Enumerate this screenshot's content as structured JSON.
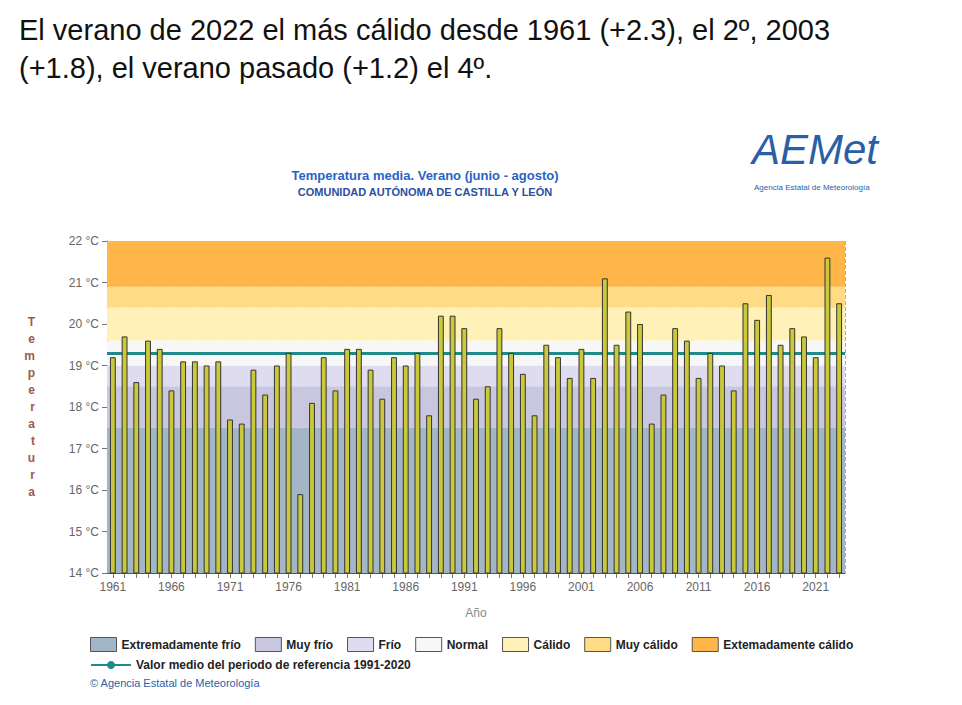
{
  "chart_data": {
    "type": "bar",
    "headline": "El verano de 2022 el más cálido desde 1961 (+2.3), el 2º, 2003 (+1.8), el verano pasado (+1.2) el 4º.",
    "title": "Temperatura media. Verano (junio - agosto)",
    "subtitle": "COMUNIDAD AUTÓNOMA DE CASTILLA Y LEÓN",
    "x_label": "Año",
    "y_label": "Temperatura",
    "categories": [
      "1961",
      null,
      null,
      null,
      null,
      "1966",
      null,
      null,
      null,
      null,
      "1971",
      null,
      null,
      null,
      null,
      "1976",
      null,
      null,
      null,
      null,
      "1981",
      null,
      null,
      null,
      null,
      "1986",
      null,
      null,
      null,
      null,
      "1991",
      null,
      null,
      null,
      null,
      "1996",
      null,
      null,
      null,
      null,
      "2001",
      null,
      null,
      null,
      null,
      "2006",
      null,
      null,
      null,
      null,
      "2011",
      null,
      null,
      null,
      null,
      "2016",
      null,
      null,
      null,
      null,
      "2021",
      null,
      null
    ],
    "values": [
      19.2,
      19.7,
      18.6,
      19.6,
      19.4,
      18.4,
      19.1,
      19.1,
      19.0,
      19.1,
      17.7,
      17.6,
      18.9,
      18.3,
      19.0,
      19.3,
      15.9,
      18.1,
      19.2,
      18.4,
      19.4,
      19.4,
      18.9,
      18.2,
      19.2,
      19.0,
      19.3,
      17.8,
      20.2,
      20.2,
      19.9,
      18.2,
      18.5,
      19.9,
      19.3,
      18.8,
      17.8,
      19.5,
      19.2,
      18.7,
      19.4,
      18.7,
      21.1,
      19.5,
      20.3,
      20.0,
      17.6,
      18.3,
      19.9,
      19.6,
      18.7,
      19.3,
      19.0,
      18.4,
      20.5,
      20.1,
      20.7,
      19.5,
      19.9,
      19.7,
      19.2,
      21.6,
      20.5
    ],
    "color": "#c9c93a",
    "ylim": [
      14,
      22
    ],
    "yticks": [
      {
        "value": 14,
        "label": "14 °C"
      },
      {
        "value": 15,
        "label": "15 °C"
      },
      {
        "value": 16,
        "label": "16 °C"
      },
      {
        "value": 17,
        "label": "17 °C"
      },
      {
        "value": 18,
        "label": "18 °C"
      },
      {
        "value": 19,
        "label": "19 °C"
      },
      {
        "value": 20,
        "label": "20 °C"
      },
      {
        "value": 21,
        "label": "21 °C"
      },
      {
        "value": 22,
        "label": "22 °C"
      }
    ],
    "grid": true,
    "bands": [
      {
        "name": "Extremadamente frío",
        "color": "#a3b6c8",
        "from": 14,
        "to": 17.5
      },
      {
        "name": "Muy frío",
        "color": "#c9c6e0",
        "from": 17.5,
        "to": 18.5
      },
      {
        "name": "Frío",
        "color": "#dedcee",
        "from": 18.5,
        "to": 19.0
      },
      {
        "name": "Normal",
        "color": "#f7f7f7",
        "from": 19.0,
        "to": 19.6
      },
      {
        "name": "Cálido",
        "color": "#fff1b8",
        "from": 19.6,
        "to": 20.4
      },
      {
        "name": "Muy cálido",
        "color": "#ffdb85",
        "from": 20.4,
        "to": 20.9
      },
      {
        "name": "Extemadamente cálido",
        "color": "#ffb648",
        "from": 20.9,
        "to": 22
      }
    ],
    "reference": {
      "name": "Valor medio del periodo de referencia 1991-2020",
      "value": 19.3,
      "color": "#1f8a8a"
    },
    "logo": {
      "text": "AEMet",
      "caption": "Agencia Estatal de Meteorología"
    },
    "source": "© Agencia Estatal de Meteorología"
  }
}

- - -

Look through the material above. Copy each line where the word "Meteorología" appears.

      "caption": "Agencia Estatal de Meteorología"
    "source": "© Agencia Estatal de Meteorología"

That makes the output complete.